▶ [EXERCISE MATERIALS]:
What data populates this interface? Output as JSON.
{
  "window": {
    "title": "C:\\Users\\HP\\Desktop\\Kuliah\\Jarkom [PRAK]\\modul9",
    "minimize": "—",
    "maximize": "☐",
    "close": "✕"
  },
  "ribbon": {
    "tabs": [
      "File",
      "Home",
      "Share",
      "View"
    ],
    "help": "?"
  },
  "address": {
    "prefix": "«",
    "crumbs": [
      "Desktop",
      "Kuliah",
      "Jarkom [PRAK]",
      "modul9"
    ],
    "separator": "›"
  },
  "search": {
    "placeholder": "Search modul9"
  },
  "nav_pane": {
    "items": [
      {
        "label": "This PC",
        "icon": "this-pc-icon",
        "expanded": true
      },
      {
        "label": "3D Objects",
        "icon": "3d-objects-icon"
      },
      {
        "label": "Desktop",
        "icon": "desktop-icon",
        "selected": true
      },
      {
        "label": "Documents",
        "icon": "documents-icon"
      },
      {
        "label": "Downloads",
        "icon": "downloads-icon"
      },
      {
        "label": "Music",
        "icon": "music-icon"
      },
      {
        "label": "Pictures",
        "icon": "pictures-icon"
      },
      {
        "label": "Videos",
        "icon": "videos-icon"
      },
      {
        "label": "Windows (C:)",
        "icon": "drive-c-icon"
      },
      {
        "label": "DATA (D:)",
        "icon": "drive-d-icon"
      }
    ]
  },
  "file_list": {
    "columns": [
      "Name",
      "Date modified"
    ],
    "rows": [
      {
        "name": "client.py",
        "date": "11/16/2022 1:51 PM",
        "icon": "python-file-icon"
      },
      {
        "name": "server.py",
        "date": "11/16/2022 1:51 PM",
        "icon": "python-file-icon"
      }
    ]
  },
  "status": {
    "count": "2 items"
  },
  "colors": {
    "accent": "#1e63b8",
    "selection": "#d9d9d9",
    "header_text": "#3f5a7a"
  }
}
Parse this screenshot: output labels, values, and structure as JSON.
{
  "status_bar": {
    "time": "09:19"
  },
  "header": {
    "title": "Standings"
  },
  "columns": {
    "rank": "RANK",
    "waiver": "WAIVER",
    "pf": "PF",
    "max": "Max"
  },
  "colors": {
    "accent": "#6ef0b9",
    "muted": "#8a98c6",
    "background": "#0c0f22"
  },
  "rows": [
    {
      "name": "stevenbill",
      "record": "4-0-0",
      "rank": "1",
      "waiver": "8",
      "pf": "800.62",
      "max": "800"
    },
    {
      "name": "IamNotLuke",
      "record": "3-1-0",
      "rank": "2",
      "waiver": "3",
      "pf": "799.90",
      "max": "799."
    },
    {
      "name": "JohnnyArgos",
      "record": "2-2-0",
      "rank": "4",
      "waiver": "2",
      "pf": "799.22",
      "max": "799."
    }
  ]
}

▶ [EXERCISE REQUIREMENTS]:
Once more, set down the full listing, verbatim.

▶ [ANSWER TO THE TASK]:
What data populates this interface? Output as JSON.
{
  "window": {
    "title": "C:\\Users\\HP\\Desktop\\Kuliah\\Jarkom [PRAK]\\modul9",
    "minimize": "—",
    "maximize": "☐",
    "close": "✕"
  },
  "ribbon": {
    "tabs": [
      "File",
      "Home",
      "Share",
      "View"
    ],
    "help": "?"
  },
  "address": {
    "prefix": "«",
    "crumbs": [
      "Desktop",
      "Kuliah",
      "Jarkom [PRAK]",
      "modul9"
    ],
    "separator": "›"
  },
  "search": {
    "placeholder": "Search modul9"
  },
  "nav_pane": {
    "items": [
      {
        "label": "This PC",
        "icon": "this-pc-icon",
        "expanded": true
      },
      {
        "label": "3D Objects",
        "icon": "3d-objects-icon"
      },
      {
        "label": "Desktop",
        "icon": "desktop-icon",
        "selected": true
      },
      {
        "label": "Documents",
        "icon": "documents-icon"
      },
      {
        "label": "Downloads",
        "icon": "downloads-icon"
      },
      {
        "label": "Music",
        "icon": "music-icon"
      },
      {
        "label": "Pictures",
        "icon": "pictures-icon"
      },
      {
        "label": "Videos",
        "icon": "videos-icon"
      },
      {
        "label": "Windows (C:)",
        "icon": "drive-c-icon"
      },
      {
        "label": "DATA (D:)",
        "icon": "drive-d-icon"
      }
    ]
  },
  "file_list": {
    "columns": [
      "Name",
      "Date modified"
    ],
    "rows": [
      {
        "name": "client.py",
        "date": "11/16/2022 1:51 PM",
        "icon": "python-file-icon"
      },
      {
        "name": "server.py",
        "date": "11/16/2022 1:51 PM",
        "icon": "python-file-icon"
      }
    ]
  },
  "status": {
    "count": "2 items"
  },
  "colors": {
    "accent": "#1e63b8",
    "selection": "#d9d9d9",
    "header_text": "#3f5a7a"
  }
}
Parse this screenshot: output labels, values, and structure as JSON.
{
  "status_bar": {
    "time": "09:19"
  },
  "header": {
    "title": "Standings"
  },
  "columns": {
    "rank": "RANK",
    "waiver": "WAIVER",
    "pf": "PF",
    "max": "Max"
  },
  "colors": {
    "accent": "#6ef0b9",
    "muted": "#8a98c6",
    "background": "#0c0f22"
  },
  "rows": [
    {
      "name": "stevenbill",
      "record": "4-0-0",
      "rank": "1",
      "waiver": "8",
      "pf": "800.62",
      "max": "800"
    },
    {
      "name": "IamNotLuke",
      "record": "3-1-0",
      "rank": "2",
      "waiver": "3",
      "pf": "799.90",
      "max": "799."
    },
    {
      "name": "JohnnyArgos",
      "record": "2-2-0",
      "rank": "4",
      "waiver": "2",
      "pf": "799.22",
      "max": "799."
    }
  ]
}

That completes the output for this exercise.